Search the data for the word "https" and copy every line that contains it.

═════ MATERIAL SHOWN

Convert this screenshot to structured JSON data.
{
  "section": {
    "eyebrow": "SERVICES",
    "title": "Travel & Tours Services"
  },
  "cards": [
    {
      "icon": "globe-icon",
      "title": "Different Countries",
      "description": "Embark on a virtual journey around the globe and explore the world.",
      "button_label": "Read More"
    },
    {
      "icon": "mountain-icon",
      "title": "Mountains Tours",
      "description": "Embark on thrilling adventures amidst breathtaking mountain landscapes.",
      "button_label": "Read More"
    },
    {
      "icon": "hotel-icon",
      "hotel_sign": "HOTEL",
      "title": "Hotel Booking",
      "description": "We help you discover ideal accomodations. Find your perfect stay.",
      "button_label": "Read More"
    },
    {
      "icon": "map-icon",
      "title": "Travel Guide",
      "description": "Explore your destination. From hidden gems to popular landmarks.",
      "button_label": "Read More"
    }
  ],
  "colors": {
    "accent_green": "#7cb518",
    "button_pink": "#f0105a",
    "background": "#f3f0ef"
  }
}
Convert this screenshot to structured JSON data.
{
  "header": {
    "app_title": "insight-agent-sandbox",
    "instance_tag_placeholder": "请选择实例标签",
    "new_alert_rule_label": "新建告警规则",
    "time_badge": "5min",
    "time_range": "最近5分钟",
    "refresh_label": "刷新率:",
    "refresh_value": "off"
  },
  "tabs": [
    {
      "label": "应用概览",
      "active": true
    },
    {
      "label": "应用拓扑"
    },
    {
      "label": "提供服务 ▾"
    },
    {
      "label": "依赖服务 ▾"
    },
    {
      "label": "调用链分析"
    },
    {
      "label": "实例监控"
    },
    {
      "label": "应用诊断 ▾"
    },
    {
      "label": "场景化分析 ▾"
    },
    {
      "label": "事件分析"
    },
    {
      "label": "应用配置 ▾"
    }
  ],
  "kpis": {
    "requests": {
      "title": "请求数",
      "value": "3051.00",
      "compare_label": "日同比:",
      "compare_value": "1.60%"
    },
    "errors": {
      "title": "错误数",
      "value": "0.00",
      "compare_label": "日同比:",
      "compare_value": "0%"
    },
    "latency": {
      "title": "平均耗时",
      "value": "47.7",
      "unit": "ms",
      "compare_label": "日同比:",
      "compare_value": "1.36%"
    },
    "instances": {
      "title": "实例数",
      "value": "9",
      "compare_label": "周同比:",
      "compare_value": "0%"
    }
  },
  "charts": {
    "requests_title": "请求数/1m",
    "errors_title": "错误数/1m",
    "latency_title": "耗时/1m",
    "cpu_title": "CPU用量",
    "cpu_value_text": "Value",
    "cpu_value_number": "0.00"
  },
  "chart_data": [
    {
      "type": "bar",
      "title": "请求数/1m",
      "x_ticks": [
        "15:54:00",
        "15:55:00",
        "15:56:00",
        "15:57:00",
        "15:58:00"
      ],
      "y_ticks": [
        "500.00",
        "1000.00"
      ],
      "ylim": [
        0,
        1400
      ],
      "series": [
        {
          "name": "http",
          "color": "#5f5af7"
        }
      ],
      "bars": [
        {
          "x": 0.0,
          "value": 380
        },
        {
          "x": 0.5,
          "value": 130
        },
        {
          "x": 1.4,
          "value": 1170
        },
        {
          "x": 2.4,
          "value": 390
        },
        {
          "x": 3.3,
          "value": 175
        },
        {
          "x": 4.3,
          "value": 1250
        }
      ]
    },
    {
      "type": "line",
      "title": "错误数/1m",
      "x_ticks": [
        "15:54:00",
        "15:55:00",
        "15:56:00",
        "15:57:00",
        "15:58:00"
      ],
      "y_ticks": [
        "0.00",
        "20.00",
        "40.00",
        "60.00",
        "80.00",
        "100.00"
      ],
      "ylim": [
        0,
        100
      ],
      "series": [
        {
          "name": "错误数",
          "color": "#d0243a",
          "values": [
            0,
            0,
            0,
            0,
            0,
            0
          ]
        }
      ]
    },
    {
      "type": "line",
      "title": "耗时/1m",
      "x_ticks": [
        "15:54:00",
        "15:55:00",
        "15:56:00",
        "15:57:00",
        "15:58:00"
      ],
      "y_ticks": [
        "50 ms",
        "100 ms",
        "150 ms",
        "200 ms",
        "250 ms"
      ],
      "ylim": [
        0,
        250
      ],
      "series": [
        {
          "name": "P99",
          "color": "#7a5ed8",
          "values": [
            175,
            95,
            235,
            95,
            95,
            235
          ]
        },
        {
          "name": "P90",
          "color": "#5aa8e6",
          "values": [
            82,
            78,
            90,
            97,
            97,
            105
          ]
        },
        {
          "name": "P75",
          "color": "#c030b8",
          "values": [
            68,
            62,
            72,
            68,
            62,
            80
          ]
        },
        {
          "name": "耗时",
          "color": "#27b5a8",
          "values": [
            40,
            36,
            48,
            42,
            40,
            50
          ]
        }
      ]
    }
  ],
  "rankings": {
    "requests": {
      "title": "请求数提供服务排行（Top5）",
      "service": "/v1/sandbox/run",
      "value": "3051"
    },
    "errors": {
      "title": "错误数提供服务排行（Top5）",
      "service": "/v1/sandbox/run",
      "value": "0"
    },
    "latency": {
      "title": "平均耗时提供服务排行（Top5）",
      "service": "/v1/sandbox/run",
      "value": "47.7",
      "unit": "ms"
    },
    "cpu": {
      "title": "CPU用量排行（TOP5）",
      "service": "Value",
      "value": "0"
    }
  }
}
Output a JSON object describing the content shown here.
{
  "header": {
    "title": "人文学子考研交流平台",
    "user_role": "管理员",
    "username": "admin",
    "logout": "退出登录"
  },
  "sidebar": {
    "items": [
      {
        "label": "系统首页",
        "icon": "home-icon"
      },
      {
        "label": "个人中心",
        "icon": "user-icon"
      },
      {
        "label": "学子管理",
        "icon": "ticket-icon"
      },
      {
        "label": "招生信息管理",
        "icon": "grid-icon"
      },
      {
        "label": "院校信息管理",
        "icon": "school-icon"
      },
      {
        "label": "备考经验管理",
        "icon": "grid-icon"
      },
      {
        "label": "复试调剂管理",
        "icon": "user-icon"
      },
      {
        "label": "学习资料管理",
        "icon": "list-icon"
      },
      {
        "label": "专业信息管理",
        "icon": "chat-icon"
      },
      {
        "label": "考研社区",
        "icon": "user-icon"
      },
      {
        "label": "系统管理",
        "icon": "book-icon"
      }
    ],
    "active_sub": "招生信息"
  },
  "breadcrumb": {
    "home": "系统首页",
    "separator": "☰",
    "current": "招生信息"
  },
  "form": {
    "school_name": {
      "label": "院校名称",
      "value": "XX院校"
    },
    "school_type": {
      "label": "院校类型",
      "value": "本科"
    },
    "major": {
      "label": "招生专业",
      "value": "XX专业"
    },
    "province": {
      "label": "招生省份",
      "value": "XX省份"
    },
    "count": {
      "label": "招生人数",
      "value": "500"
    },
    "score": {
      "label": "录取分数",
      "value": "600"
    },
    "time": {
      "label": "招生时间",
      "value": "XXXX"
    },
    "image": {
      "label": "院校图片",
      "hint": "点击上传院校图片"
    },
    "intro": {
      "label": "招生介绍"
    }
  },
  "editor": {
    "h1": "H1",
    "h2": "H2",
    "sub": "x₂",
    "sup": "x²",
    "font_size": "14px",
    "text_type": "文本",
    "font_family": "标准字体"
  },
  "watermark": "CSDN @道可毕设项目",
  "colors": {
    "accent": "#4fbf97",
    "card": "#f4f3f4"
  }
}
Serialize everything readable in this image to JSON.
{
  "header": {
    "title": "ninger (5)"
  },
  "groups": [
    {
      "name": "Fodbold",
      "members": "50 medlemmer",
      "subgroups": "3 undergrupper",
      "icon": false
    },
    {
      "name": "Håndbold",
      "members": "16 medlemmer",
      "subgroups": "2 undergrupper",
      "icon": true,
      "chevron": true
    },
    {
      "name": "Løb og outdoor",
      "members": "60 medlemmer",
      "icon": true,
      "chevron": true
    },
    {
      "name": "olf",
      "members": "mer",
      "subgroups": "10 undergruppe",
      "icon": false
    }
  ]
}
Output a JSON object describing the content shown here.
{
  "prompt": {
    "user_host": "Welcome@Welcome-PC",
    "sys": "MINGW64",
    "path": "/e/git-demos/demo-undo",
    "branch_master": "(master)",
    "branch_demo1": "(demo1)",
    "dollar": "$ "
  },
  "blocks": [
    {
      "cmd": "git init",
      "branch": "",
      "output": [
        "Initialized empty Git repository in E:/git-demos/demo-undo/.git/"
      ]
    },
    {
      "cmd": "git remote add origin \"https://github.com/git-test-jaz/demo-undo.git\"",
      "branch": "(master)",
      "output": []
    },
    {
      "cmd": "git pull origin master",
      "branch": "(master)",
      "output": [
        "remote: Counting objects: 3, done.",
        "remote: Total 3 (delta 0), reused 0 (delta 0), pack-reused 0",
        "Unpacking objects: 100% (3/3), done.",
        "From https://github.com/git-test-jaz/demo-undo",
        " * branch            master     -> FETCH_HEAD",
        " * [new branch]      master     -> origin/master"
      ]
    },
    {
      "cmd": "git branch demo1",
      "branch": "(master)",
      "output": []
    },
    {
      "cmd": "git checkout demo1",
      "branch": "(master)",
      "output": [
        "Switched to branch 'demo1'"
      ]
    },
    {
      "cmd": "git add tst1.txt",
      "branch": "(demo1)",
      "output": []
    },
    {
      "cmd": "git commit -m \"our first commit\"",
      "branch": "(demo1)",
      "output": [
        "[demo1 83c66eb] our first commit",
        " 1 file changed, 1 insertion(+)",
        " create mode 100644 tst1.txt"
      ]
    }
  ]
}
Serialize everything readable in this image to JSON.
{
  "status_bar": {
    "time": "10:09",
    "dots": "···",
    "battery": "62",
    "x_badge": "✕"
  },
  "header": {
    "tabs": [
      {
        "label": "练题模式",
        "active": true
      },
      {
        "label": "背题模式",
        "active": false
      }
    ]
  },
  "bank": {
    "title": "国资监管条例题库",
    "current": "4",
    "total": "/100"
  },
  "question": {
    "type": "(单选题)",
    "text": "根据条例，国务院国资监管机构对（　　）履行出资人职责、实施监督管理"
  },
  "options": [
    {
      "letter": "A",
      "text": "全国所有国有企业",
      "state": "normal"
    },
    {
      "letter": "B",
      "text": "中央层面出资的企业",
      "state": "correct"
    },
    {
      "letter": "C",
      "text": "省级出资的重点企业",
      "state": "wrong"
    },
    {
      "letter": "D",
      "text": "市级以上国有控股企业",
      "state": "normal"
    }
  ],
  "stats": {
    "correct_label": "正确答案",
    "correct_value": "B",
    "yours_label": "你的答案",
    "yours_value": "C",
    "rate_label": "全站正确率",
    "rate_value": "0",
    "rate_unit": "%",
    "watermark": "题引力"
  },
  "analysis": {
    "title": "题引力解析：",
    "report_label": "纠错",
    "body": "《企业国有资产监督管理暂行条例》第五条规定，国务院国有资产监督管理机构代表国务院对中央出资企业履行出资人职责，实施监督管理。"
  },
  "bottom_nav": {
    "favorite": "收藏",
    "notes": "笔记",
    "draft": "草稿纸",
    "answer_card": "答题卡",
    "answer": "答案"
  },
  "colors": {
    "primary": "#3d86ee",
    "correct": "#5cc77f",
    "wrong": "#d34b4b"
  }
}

══════════

» **ANSWER TO THE EXERCISE**
      "cmd": "git remote add origin \"https://github.com/git-test-jaz/demo-undo.git\"",
        "From https://github.com/git-test-jaz/demo-undo",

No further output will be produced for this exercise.